Transcribe the records exactly. Pictures do not belong in the transcription.
▼
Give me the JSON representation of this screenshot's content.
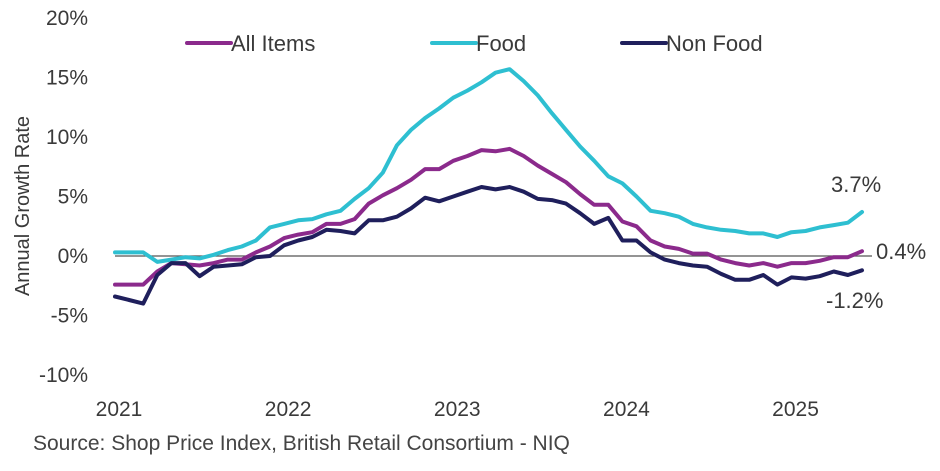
{
  "source": "Source: Shop Price Index, British Retail Consortium - NIQ",
  "chart_data": {
    "type": "line",
    "title": "",
    "xlabel": "",
    "ylabel": "Annual Growth Rate",
    "ylim": [
      -10,
      20
    ],
    "y_ticks": [
      -10,
      -5,
      0,
      5,
      10,
      15,
      20
    ],
    "y_tick_labels": [
      "-10%",
      "-5%",
      "0%",
      "5%",
      "10%",
      "15%",
      "20%"
    ],
    "x_tick_labels": [
      "2021",
      "2022",
      "2023",
      "2024",
      "2025"
    ],
    "x_tick_dates": [
      "2021-01",
      "2022-01",
      "2023-01",
      "2024-01",
      "2025-01"
    ],
    "legend_position": "top",
    "grid": false,
    "x": [
      "2021-01",
      "2021-02",
      "2021-03",
      "2021-04",
      "2021-05",
      "2021-06",
      "2021-07",
      "2021-08",
      "2021-09",
      "2021-10",
      "2021-11",
      "2021-12",
      "2022-01",
      "2022-02",
      "2022-03",
      "2022-04",
      "2022-05",
      "2022-06",
      "2022-07",
      "2022-08",
      "2022-09",
      "2022-10",
      "2022-11",
      "2022-12",
      "2023-01",
      "2023-02",
      "2023-03",
      "2023-04",
      "2023-05",
      "2023-06",
      "2023-07",
      "2023-08",
      "2023-09",
      "2023-10",
      "2023-11",
      "2023-12",
      "2024-01",
      "2024-02",
      "2024-03",
      "2024-04",
      "2024-05",
      "2024-06",
      "2024-07",
      "2024-08",
      "2024-09",
      "2024-10",
      "2024-11",
      "2024-12",
      "2025-01",
      "2025-02",
      "2025-03",
      "2025-04",
      "2025-05",
      "2025-06"
    ],
    "series": [
      {
        "name": "All Items",
        "color": "#8b2a8c",
        "values": [
          -2.4,
          -2.4,
          -2.4,
          -1.3,
          -0.6,
          -0.7,
          -0.8,
          -0.6,
          -0.3,
          -0.3,
          0.3,
          0.8,
          1.5,
          1.8,
          2.0,
          2.7,
          2.7,
          3.1,
          4.4,
          5.1,
          5.7,
          6.4,
          7.3,
          7.3,
          8.0,
          8.4,
          8.9,
          8.8,
          9.0,
          8.4,
          7.6,
          6.9,
          6.2,
          5.2,
          4.3,
          4.3,
          2.9,
          2.5,
          1.3,
          0.8,
          0.6,
          0.2,
          0.2,
          -0.3,
          -0.6,
          -0.8,
          -0.6,
          -0.9,
          -0.6,
          -0.6,
          -0.4,
          -0.1,
          -0.1,
          0.4
        ]
      },
      {
        "name": "Food",
        "color": "#2ebfd1",
        "values": [
          0.3,
          0.3,
          0.3,
          -0.5,
          -0.3,
          -0.1,
          -0.2,
          0.1,
          0.5,
          0.8,
          1.3,
          2.4,
          2.7,
          3.0,
          3.1,
          3.5,
          3.8,
          4.8,
          5.7,
          7.0,
          9.3,
          10.6,
          11.6,
          12.4,
          13.3,
          13.9,
          14.6,
          15.4,
          15.7,
          14.7,
          13.5,
          12.0,
          10.6,
          9.2,
          8.0,
          6.7,
          6.1,
          5.0,
          3.8,
          3.6,
          3.3,
          2.7,
          2.4,
          2.2,
          2.1,
          1.9,
          1.9,
          1.6,
          2.0,
          2.1,
          2.4,
          2.6,
          2.8,
          3.7
        ]
      },
      {
        "name": "Non Food",
        "color": "#1f1f5c",
        "values": [
          -3.4,
          -3.7,
          -4.0,
          -1.6,
          -0.6,
          -0.6,
          -1.7,
          -0.9,
          -0.8,
          -0.7,
          -0.1,
          0.0,
          0.9,
          1.3,
          1.6,
          2.2,
          2.1,
          1.9,
          3.0,
          3.0,
          3.3,
          4.0,
          4.9,
          4.6,
          5.0,
          5.4,
          5.8,
          5.6,
          5.8,
          5.4,
          4.8,
          4.7,
          4.4,
          3.6,
          2.7,
          3.2,
          1.3,
          1.3,
          0.3,
          -0.3,
          -0.6,
          -0.8,
          -0.9,
          -1.5,
          -2.0,
          -2.0,
          -1.6,
          -2.4,
          -1.8,
          -1.9,
          -1.7,
          -1.3,
          -1.6,
          -1.2
        ]
      }
    ],
    "end_labels": [
      {
        "series": "Food",
        "text": "3.7%"
      },
      {
        "series": "All Items",
        "text": "0.4%"
      },
      {
        "series": "Non Food",
        "text": "-1.2%"
      }
    ]
  }
}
▲
**ANSWER TO THIS EXERCISE**
Give me the JSON representation of this screenshot's content.
{
  "source": "Source: Shop Price Index, British Retail Consortium - NIQ",
  "chart_data": {
    "type": "line",
    "title": "",
    "xlabel": "",
    "ylabel": "Annual Growth Rate",
    "ylim": [
      -10,
      20
    ],
    "y_ticks": [
      -10,
      -5,
      0,
      5,
      10,
      15,
      20
    ],
    "y_tick_labels": [
      "-10%",
      "-5%",
      "0%",
      "5%",
      "10%",
      "15%",
      "20%"
    ],
    "x_tick_labels": [
      "2021",
      "2022",
      "2023",
      "2024",
      "2025"
    ],
    "x_tick_dates": [
      "2021-01",
      "2022-01",
      "2023-01",
      "2024-01",
      "2025-01"
    ],
    "legend_position": "top",
    "grid": false,
    "x": [
      "2021-01",
      "2021-02",
      "2021-03",
      "2021-04",
      "2021-05",
      "2021-06",
      "2021-07",
      "2021-08",
      "2021-09",
      "2021-10",
      "2021-11",
      "2021-12",
      "2022-01",
      "2022-02",
      "2022-03",
      "2022-04",
      "2022-05",
      "2022-06",
      "2022-07",
      "2022-08",
      "2022-09",
      "2022-10",
      "2022-11",
      "2022-12",
      "2023-01",
      "2023-02",
      "2023-03",
      "2023-04",
      "2023-05",
      "2023-06",
      "2023-07",
      "2023-08",
      "2023-09",
      "2023-10",
      "2023-11",
      "2023-12",
      "2024-01",
      "2024-02",
      "2024-03",
      "2024-04",
      "2024-05",
      "2024-06",
      "2024-07",
      "2024-08",
      "2024-09",
      "2024-10",
      "2024-11",
      "2024-12",
      "2025-01",
      "2025-02",
      "2025-03",
      "2025-04",
      "2025-05",
      "2025-06"
    ],
    "series": [
      {
        "name": "All Items",
        "color": "#8b2a8c",
        "values": [
          -2.4,
          -2.4,
          -2.4,
          -1.3,
          -0.6,
          -0.7,
          -0.8,
          -0.6,
          -0.3,
          -0.3,
          0.3,
          0.8,
          1.5,
          1.8,
          2.0,
          2.7,
          2.7,
          3.1,
          4.4,
          5.1,
          5.7,
          6.4,
          7.3,
          7.3,
          8.0,
          8.4,
          8.9,
          8.8,
          9.0,
          8.4,
          7.6,
          6.9,
          6.2,
          5.2,
          4.3,
          4.3,
          2.9,
          2.5,
          1.3,
          0.8,
          0.6,
          0.2,
          0.2,
          -0.3,
          -0.6,
          -0.8,
          -0.6,
          -0.9,
          -0.6,
          -0.6,
          -0.4,
          -0.1,
          -0.1,
          0.4
        ]
      },
      {
        "name": "Food",
        "color": "#2ebfd1",
        "values": [
          0.3,
          0.3,
          0.3,
          -0.5,
          -0.3,
          -0.1,
          -0.2,
          0.1,
          0.5,
          0.8,
          1.3,
          2.4,
          2.7,
          3.0,
          3.1,
          3.5,
          3.8,
          4.8,
          5.7,
          7.0,
          9.3,
          10.6,
          11.6,
          12.4,
          13.3,
          13.9,
          14.6,
          15.4,
          15.7,
          14.7,
          13.5,
          12.0,
          10.6,
          9.2,
          8.0,
          6.7,
          6.1,
          5.0,
          3.8,
          3.6,
          3.3,
          2.7,
          2.4,
          2.2,
          2.1,
          1.9,
          1.9,
          1.6,
          2.0,
          2.1,
          2.4,
          2.6,
          2.8,
          3.7
        ]
      },
      {
        "name": "Non Food",
        "color": "#1f1f5c",
        "values": [
          -3.4,
          -3.7,
          -4.0,
          -1.6,
          -0.6,
          -0.6,
          -1.7,
          -0.9,
          -0.8,
          -0.7,
          -0.1,
          0.0,
          0.9,
          1.3,
          1.6,
          2.2,
          2.1,
          1.9,
          3.0,
          3.0,
          3.3,
          4.0,
          4.9,
          4.6,
          5.0,
          5.4,
          5.8,
          5.6,
          5.8,
          5.4,
          4.8,
          4.7,
          4.4,
          3.6,
          2.7,
          3.2,
          1.3,
          1.3,
          0.3,
          -0.3,
          -0.6,
          -0.8,
          -0.9,
          -1.5,
          -2.0,
          -2.0,
          -1.6,
          -2.4,
          -1.8,
          -1.9,
          -1.7,
          -1.3,
          -1.6,
          -1.2
        ]
      }
    ],
    "end_labels": [
      {
        "series": "Food",
        "text": "3.7%"
      },
      {
        "series": "All Items",
        "text": "0.4%"
      },
      {
        "series": "Non Food",
        "text": "-1.2%"
      }
    ]
  }
}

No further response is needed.